■ What is required: Which lines of the records contain "date"? Collect every one of them.
Start of Records
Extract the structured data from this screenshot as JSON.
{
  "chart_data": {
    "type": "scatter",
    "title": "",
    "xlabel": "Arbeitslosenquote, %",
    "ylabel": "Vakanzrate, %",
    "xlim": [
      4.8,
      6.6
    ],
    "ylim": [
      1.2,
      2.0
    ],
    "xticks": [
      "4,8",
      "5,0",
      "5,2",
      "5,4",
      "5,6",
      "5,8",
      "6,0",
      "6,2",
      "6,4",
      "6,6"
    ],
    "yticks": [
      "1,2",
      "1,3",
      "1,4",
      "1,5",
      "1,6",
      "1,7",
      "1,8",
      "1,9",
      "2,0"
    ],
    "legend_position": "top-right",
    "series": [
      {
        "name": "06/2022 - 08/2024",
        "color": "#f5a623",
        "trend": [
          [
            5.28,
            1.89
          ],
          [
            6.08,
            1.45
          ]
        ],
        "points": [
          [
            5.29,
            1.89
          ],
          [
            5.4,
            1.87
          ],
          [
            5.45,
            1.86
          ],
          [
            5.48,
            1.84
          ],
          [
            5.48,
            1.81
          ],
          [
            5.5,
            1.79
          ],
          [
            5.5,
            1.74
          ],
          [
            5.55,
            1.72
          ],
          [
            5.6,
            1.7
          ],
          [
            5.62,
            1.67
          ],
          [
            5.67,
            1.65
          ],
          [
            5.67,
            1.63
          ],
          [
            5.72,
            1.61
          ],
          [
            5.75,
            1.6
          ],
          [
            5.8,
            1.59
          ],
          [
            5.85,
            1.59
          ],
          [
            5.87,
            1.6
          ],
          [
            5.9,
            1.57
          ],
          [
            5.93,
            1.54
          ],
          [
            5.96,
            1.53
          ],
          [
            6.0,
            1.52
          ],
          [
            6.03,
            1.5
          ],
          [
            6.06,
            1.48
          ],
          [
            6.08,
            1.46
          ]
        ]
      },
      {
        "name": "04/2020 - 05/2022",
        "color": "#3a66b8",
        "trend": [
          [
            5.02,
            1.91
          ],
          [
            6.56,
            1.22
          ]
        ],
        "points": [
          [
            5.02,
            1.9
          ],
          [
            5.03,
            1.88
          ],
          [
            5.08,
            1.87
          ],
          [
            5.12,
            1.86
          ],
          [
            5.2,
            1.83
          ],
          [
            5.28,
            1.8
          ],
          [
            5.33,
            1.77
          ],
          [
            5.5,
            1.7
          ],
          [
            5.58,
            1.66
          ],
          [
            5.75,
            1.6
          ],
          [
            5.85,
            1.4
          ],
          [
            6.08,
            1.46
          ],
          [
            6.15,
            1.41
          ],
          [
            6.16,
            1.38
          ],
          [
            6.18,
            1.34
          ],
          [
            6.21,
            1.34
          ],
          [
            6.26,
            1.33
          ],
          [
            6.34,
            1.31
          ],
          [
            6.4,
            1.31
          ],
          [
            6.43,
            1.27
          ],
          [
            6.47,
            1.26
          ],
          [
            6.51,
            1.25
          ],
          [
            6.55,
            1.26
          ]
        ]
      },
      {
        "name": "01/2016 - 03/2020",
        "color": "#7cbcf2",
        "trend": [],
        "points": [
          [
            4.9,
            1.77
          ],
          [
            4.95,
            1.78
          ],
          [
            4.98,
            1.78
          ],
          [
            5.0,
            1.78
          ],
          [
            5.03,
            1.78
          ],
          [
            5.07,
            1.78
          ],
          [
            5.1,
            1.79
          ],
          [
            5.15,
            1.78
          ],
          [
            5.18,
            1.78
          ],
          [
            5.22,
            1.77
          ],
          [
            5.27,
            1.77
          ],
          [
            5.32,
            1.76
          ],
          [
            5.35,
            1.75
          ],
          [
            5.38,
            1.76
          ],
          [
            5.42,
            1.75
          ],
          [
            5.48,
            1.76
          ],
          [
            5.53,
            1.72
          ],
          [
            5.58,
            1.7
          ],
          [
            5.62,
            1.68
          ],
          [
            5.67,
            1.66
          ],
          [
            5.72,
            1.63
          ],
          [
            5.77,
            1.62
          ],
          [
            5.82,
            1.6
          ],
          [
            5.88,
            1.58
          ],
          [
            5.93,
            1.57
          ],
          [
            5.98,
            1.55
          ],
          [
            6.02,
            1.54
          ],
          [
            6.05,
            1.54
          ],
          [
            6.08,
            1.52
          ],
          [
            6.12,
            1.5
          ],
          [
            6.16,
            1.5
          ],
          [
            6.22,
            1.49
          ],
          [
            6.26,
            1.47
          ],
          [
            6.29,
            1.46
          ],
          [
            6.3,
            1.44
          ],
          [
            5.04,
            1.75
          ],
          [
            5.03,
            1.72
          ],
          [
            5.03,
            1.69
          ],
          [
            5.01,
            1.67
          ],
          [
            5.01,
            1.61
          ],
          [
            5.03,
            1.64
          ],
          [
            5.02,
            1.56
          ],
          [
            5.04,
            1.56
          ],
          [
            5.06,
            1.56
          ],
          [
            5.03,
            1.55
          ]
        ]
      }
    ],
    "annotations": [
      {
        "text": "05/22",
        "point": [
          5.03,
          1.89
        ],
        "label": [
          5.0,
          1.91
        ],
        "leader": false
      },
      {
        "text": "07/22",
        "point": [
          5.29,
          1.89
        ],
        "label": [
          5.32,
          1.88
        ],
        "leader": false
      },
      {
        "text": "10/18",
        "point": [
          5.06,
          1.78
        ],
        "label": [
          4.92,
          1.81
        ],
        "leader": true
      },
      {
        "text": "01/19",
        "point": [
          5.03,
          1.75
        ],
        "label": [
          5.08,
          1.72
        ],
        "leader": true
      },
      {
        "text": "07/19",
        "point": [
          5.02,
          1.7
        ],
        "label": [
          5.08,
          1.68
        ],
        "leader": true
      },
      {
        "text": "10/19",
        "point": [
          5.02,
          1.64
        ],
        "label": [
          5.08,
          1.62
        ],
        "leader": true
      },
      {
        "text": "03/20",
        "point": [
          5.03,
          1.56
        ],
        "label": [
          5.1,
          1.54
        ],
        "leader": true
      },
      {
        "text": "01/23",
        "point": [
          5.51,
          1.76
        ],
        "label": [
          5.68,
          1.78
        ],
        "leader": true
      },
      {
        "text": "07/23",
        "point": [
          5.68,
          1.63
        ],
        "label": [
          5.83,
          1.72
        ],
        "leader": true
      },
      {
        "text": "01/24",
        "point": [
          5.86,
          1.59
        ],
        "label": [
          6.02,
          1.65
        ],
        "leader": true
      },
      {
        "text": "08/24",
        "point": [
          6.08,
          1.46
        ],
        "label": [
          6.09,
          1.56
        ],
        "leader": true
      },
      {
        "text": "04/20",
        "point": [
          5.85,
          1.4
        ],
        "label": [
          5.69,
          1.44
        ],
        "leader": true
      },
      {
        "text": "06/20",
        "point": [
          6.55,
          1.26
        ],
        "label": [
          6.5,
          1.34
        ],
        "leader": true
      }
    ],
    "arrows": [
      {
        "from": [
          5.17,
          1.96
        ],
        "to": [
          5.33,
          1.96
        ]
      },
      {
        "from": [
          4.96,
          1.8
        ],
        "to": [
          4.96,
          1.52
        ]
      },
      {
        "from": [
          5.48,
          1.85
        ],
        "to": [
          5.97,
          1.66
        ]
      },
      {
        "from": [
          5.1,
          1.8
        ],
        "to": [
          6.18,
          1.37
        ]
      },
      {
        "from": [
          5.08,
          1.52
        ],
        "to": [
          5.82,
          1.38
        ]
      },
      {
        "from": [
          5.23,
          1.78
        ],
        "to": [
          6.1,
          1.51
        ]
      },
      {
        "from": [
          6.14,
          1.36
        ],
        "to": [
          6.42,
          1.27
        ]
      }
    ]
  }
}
End of Records
Start of Records
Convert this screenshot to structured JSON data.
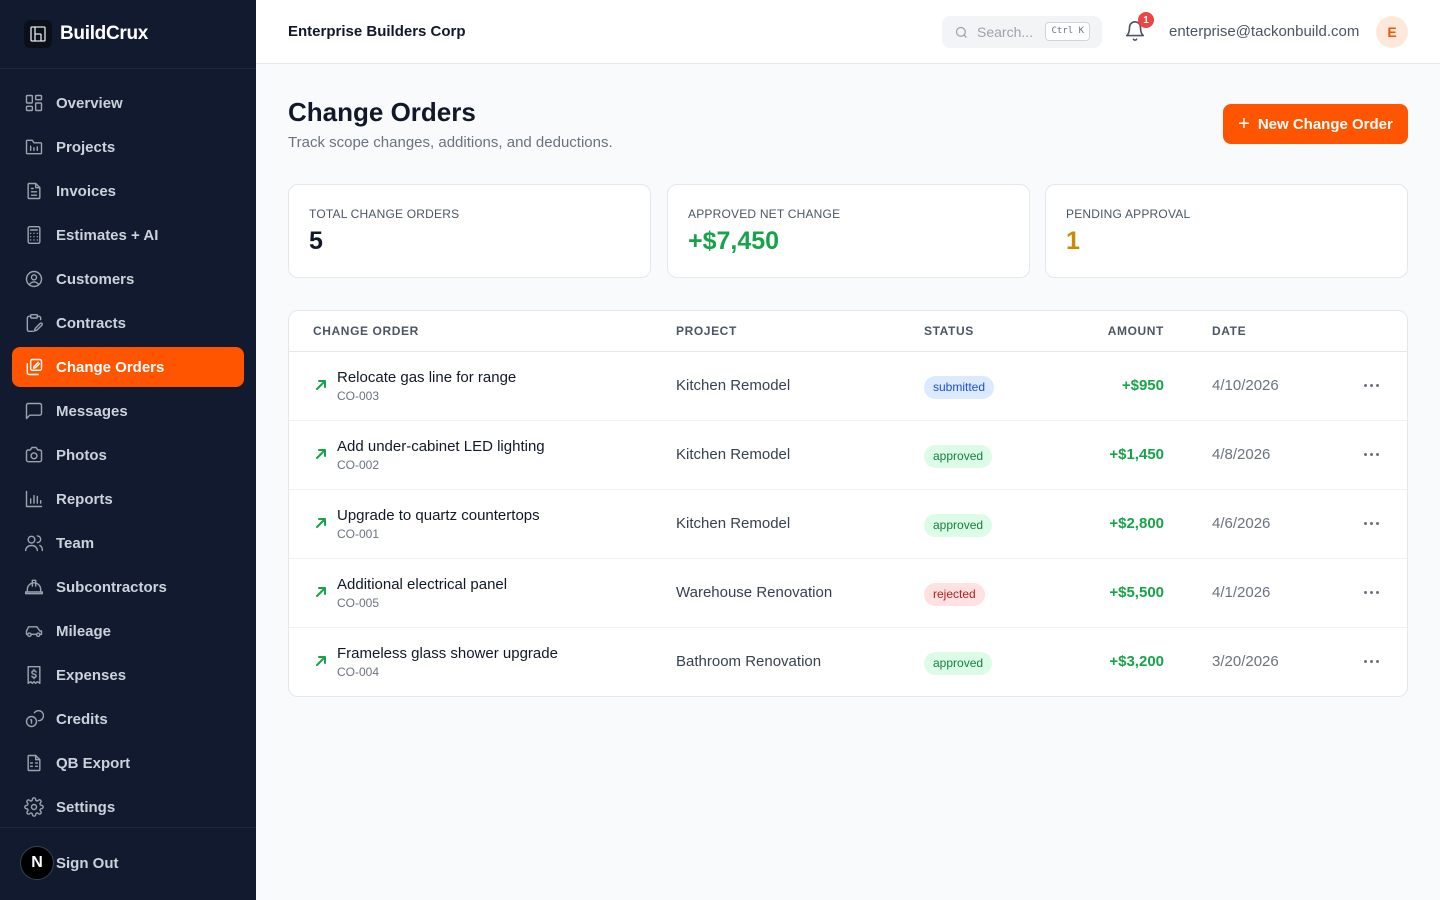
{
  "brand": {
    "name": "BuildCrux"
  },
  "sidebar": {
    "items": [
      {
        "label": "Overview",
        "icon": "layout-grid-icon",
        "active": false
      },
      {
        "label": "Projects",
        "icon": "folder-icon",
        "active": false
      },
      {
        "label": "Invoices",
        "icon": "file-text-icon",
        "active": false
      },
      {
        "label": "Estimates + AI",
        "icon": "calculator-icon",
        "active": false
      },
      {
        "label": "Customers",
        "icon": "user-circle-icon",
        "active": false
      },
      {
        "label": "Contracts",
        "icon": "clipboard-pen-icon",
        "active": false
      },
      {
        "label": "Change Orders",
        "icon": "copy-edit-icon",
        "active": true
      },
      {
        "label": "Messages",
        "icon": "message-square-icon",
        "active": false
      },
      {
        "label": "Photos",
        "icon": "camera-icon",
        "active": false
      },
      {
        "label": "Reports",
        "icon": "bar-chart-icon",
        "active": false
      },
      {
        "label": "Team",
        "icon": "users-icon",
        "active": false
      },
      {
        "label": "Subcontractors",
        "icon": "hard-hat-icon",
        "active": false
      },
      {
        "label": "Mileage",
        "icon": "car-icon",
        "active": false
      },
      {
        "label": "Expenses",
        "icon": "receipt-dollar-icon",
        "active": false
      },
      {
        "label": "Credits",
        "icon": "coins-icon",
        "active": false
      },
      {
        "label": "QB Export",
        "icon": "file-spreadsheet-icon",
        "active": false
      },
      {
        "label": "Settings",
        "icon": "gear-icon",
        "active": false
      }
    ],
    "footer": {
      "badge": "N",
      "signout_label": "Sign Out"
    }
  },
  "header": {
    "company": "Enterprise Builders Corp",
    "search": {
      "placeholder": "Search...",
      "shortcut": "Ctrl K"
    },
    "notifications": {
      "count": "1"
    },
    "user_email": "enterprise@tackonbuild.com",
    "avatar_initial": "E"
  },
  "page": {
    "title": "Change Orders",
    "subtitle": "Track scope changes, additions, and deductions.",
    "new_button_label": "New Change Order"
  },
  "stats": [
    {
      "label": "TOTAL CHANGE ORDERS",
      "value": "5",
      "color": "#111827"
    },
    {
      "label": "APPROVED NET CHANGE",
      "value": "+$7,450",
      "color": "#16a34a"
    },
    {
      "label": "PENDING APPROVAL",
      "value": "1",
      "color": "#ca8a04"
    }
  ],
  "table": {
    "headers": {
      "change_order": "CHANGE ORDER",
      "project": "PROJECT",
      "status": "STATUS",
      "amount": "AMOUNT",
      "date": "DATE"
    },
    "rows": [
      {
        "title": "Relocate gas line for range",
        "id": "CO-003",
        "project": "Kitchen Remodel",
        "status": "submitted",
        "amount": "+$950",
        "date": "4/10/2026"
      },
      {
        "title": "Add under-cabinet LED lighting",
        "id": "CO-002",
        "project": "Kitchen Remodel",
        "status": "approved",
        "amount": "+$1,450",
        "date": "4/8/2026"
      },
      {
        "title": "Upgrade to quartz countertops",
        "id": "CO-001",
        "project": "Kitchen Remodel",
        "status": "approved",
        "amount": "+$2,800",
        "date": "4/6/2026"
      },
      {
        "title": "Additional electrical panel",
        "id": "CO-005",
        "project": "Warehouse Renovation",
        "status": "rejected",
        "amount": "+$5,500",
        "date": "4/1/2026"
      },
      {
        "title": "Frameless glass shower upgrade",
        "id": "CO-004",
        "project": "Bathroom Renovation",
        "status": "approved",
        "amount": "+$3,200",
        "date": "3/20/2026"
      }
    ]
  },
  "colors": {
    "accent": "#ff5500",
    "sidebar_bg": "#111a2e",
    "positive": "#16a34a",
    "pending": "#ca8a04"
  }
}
End of Records
■ Finished task:
      "date": "DATE"
        "date": "4/10/2026"
        "date": "4/8/2026"
        "date": "4/6/2026"
        "date": "4/1/2026"
        "date": "3/20/2026"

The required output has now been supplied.